What you have to do —
Copy each line of the data below with the word "door".
***** Material for the task *****
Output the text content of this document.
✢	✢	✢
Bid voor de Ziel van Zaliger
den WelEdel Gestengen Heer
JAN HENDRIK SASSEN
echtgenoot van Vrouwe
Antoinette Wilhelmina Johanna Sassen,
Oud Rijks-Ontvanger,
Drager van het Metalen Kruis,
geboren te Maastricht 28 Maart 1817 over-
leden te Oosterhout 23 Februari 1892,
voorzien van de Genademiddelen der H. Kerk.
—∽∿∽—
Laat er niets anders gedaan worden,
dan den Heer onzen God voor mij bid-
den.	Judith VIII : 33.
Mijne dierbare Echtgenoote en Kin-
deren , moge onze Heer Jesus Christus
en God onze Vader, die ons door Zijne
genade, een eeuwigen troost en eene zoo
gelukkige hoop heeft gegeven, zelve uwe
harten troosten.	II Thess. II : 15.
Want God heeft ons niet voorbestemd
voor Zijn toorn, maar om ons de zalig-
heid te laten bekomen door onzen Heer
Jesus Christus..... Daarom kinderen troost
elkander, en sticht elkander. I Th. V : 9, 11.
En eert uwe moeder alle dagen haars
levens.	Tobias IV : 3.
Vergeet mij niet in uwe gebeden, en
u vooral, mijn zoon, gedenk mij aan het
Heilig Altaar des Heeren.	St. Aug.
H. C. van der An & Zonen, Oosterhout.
*****
Complete answer —
en God onze Vader, die ons door Zijne
heid te laten bekomen door onzen Heer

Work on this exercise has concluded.